Problem description: Work out how many lines in the data hold the word "name", and reply with that number only.
—————
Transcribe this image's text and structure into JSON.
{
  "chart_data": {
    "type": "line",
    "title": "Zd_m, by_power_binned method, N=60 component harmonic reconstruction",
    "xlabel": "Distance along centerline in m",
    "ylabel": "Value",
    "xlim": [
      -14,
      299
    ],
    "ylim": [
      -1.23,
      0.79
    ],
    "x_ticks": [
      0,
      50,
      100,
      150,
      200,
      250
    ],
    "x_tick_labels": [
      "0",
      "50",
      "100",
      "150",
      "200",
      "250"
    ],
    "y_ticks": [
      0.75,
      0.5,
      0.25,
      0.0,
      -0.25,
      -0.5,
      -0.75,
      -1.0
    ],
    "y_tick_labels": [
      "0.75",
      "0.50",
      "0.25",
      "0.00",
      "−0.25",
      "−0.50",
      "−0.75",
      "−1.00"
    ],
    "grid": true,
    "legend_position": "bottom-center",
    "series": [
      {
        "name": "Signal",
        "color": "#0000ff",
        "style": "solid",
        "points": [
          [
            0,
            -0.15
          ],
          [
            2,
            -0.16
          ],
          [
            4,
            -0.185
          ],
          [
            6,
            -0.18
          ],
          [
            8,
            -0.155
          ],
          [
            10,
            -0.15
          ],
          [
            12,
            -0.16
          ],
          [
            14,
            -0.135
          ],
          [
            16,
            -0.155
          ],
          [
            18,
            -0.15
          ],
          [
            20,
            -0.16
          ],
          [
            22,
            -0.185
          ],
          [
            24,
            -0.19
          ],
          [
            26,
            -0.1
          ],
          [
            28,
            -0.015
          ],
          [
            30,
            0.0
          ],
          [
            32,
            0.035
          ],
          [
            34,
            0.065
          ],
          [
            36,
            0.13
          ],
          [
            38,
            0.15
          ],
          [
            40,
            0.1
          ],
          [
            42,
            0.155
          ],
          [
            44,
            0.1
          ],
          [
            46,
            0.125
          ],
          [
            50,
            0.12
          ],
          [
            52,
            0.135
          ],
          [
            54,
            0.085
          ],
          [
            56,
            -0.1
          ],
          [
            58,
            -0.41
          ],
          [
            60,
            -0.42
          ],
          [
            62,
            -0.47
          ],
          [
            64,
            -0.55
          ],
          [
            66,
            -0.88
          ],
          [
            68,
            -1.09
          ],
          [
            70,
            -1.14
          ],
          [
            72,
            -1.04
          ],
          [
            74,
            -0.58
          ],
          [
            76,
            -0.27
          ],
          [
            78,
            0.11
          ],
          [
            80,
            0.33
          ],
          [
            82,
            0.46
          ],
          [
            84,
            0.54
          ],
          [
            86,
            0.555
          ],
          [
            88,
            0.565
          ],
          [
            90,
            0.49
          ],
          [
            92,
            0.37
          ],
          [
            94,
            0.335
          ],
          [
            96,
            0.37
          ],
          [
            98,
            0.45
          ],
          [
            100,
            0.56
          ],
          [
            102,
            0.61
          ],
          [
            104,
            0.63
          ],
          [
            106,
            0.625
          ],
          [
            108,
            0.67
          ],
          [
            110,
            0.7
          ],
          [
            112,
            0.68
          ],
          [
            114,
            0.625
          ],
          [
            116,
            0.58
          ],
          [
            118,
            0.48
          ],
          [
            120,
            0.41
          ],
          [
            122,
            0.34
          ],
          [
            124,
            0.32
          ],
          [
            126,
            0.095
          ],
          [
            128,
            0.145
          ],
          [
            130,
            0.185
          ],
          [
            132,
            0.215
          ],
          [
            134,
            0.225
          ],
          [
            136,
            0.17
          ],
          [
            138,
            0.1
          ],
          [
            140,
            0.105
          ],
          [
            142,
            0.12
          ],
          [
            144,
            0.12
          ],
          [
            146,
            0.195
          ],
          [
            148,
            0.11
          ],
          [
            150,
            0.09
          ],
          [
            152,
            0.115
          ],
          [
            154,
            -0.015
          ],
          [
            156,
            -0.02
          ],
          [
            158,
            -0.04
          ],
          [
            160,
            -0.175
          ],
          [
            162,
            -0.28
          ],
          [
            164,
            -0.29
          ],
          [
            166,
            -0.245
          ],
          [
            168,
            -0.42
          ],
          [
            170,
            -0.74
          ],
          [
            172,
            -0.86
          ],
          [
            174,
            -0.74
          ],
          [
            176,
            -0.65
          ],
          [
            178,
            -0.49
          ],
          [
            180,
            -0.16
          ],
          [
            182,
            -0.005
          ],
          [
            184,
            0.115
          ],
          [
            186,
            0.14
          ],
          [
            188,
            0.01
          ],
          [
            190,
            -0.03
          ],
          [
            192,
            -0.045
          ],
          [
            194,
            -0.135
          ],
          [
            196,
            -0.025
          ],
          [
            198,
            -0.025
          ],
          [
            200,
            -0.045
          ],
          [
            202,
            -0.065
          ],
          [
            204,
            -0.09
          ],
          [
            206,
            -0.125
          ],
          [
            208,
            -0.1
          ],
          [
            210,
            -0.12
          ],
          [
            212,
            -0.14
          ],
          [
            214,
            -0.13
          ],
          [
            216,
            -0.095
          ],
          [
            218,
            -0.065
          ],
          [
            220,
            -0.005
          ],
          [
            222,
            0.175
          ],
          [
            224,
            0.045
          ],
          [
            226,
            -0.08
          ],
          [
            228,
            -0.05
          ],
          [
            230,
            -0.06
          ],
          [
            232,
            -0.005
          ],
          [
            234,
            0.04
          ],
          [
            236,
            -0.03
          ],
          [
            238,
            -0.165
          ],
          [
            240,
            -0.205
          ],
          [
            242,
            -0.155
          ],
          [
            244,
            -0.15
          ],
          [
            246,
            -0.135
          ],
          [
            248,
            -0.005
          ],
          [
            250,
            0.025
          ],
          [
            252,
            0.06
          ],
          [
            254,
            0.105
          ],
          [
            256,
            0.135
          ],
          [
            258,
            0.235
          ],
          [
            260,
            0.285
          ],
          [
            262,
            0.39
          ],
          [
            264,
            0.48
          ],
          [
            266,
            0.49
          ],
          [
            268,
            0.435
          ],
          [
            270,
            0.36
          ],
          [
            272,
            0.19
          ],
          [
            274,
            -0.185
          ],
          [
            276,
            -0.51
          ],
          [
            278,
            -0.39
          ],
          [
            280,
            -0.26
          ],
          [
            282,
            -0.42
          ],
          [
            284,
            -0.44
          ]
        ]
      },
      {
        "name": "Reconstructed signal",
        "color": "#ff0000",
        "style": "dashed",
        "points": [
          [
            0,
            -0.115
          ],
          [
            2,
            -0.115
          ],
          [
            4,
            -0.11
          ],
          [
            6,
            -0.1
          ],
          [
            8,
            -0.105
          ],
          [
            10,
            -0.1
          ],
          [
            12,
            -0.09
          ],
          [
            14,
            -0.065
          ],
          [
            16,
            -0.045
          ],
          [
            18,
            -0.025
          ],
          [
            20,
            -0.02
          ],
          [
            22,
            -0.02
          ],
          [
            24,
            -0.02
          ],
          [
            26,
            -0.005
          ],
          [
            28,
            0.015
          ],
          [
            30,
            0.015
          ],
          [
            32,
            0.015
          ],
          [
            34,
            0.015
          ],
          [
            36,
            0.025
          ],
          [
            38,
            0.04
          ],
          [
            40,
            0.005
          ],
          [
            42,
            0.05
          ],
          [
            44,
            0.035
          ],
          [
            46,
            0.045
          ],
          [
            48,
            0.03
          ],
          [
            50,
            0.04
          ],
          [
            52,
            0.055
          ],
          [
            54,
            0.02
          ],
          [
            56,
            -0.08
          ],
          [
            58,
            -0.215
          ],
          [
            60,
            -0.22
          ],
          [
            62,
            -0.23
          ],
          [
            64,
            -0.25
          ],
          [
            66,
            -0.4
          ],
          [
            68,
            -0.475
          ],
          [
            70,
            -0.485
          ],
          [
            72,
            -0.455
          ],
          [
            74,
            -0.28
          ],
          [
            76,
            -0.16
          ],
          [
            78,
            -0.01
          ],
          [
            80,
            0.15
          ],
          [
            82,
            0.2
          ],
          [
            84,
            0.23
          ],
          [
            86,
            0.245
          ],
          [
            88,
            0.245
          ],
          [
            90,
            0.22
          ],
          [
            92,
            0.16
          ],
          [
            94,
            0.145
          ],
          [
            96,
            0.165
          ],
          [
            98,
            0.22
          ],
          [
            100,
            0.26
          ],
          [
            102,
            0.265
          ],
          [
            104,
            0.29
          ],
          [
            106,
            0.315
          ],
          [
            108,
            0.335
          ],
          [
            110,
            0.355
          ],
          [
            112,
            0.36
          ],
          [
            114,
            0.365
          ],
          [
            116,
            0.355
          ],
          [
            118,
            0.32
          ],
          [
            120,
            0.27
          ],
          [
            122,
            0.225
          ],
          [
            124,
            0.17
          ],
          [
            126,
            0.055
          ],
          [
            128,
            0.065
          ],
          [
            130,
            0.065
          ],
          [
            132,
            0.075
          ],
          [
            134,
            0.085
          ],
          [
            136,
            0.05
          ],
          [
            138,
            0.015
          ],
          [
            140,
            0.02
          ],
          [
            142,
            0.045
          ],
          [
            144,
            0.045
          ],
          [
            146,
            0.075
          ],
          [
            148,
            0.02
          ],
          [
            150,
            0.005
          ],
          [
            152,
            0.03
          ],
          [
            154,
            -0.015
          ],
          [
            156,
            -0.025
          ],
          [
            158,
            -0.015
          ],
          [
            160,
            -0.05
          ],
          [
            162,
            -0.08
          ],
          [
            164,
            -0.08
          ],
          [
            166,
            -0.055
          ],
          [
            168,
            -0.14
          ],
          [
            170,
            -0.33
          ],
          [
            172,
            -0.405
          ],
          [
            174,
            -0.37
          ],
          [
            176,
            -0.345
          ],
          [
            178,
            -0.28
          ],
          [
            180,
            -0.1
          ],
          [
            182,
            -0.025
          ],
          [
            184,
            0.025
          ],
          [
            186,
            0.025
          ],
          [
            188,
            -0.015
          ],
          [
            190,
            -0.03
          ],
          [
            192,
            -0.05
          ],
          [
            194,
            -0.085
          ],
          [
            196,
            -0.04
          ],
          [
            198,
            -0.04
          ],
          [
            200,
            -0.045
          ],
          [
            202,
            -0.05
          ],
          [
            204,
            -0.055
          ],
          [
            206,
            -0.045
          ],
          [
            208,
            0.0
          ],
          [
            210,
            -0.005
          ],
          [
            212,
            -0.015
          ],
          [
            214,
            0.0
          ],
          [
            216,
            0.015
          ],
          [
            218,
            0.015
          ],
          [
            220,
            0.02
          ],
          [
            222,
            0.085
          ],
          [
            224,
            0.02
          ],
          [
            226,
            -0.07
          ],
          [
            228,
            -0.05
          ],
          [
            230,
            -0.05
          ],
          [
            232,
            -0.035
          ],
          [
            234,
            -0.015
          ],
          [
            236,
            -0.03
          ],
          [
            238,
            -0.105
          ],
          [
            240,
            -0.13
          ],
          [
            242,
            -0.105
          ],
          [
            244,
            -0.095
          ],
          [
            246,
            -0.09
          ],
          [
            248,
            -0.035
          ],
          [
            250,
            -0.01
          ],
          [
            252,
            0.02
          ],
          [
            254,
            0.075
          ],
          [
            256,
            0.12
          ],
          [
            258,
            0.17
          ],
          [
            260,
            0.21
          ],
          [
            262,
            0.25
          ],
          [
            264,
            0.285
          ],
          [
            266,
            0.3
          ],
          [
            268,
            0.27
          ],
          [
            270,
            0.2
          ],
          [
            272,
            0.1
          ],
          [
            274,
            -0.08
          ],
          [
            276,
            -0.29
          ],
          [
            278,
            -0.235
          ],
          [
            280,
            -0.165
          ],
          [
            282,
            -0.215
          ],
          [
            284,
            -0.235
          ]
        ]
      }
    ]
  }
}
—————
Finished exercise: 2